Copy out all lines of the records in which the word "value" appears.

===== Source records

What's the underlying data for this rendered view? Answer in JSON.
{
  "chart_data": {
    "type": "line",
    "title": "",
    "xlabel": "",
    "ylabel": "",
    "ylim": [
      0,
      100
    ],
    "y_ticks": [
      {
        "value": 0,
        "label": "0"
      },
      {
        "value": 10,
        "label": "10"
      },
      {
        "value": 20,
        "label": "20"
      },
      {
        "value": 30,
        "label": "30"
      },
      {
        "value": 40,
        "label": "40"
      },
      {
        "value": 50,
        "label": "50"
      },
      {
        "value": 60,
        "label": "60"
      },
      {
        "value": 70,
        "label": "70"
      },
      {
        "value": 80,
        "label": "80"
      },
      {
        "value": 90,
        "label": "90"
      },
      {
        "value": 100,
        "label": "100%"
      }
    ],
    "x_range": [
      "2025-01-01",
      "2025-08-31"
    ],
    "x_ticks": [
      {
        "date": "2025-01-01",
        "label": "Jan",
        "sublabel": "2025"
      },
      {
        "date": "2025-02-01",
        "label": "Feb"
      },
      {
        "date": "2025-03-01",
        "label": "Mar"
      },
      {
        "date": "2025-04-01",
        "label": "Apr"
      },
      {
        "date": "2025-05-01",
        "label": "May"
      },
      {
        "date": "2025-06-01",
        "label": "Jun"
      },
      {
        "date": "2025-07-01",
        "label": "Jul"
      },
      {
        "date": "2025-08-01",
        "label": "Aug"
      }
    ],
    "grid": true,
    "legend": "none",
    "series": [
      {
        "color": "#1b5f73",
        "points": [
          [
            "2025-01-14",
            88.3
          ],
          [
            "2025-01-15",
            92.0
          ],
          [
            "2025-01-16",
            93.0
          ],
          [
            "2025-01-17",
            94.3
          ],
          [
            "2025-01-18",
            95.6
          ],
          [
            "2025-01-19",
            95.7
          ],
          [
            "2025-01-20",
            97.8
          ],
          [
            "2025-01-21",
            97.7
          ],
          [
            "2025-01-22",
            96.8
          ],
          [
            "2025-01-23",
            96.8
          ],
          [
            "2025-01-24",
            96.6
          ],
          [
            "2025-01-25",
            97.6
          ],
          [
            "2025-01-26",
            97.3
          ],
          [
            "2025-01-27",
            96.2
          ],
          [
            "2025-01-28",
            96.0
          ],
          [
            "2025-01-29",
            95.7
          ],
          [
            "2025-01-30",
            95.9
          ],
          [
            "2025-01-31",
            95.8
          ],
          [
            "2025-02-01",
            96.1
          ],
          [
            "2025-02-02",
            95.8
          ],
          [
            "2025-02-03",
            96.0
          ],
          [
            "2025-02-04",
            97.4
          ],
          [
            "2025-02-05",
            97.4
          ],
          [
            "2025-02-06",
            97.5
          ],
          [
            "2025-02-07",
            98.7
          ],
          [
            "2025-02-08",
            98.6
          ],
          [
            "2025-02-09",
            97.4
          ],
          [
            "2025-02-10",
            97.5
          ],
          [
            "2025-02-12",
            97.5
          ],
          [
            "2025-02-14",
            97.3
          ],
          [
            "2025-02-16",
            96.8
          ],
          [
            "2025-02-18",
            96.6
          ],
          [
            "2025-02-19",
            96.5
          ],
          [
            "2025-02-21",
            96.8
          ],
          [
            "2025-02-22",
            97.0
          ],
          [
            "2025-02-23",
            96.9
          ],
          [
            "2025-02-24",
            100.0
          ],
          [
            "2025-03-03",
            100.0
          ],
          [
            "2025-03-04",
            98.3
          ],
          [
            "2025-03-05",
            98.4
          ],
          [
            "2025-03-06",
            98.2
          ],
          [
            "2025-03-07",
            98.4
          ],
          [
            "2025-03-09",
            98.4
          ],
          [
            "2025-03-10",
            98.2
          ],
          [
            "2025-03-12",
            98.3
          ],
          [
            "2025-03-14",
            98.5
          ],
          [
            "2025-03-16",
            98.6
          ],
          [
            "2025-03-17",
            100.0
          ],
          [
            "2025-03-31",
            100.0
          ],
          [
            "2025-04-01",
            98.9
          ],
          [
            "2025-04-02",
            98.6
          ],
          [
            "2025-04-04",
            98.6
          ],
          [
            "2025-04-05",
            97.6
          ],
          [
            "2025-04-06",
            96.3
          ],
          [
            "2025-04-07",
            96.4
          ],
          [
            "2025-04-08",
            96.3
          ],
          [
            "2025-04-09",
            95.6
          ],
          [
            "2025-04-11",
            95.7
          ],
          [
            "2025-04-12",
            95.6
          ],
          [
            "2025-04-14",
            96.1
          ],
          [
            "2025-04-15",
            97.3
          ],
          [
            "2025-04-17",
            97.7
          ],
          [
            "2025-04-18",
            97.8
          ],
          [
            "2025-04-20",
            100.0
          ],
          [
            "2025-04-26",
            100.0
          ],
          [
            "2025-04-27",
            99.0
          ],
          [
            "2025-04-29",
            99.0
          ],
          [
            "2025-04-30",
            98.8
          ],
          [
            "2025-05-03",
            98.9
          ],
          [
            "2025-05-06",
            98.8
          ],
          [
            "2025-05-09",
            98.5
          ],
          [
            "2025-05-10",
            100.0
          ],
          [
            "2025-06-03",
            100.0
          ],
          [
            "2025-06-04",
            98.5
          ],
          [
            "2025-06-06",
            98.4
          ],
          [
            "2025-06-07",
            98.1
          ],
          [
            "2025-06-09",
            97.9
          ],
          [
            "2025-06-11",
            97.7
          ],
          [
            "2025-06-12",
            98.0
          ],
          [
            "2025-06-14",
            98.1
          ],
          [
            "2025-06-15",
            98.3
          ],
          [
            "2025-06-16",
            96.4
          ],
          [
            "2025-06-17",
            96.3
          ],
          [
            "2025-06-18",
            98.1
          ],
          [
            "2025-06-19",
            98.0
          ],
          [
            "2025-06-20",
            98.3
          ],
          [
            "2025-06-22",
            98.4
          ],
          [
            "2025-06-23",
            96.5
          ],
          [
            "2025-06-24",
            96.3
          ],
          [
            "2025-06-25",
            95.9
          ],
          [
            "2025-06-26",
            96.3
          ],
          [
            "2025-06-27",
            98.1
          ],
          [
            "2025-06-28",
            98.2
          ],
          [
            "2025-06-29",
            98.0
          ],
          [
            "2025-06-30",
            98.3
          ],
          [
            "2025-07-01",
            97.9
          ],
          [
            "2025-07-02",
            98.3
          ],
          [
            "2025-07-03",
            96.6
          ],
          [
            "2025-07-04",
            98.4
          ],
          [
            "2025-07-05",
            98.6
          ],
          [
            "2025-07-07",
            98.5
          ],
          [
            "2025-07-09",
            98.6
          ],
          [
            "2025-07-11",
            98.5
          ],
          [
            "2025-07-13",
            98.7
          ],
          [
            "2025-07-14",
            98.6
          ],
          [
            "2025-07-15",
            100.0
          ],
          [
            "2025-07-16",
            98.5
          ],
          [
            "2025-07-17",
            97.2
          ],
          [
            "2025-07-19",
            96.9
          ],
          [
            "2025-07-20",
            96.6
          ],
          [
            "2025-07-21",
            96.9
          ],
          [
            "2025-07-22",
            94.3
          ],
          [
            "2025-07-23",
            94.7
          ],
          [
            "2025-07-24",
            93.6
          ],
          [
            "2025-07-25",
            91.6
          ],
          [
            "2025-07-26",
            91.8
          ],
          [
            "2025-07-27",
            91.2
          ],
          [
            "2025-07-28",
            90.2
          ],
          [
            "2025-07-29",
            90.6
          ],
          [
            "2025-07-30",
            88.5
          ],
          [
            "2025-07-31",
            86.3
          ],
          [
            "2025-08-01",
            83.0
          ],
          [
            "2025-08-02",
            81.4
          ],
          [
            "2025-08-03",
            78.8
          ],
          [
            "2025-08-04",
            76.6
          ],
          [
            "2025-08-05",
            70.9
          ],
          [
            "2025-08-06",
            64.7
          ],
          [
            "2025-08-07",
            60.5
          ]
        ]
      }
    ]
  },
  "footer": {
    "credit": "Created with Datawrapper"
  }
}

==========

Answer to this exercise:
        "value": 0,
        "value": 10,
        "value": 20,
        "value": 30,
        "value": 40,
        "value": 50,
        "value": 60,
        "value": 70,
        "value": 80,
        "value": 90,
        "value": 100,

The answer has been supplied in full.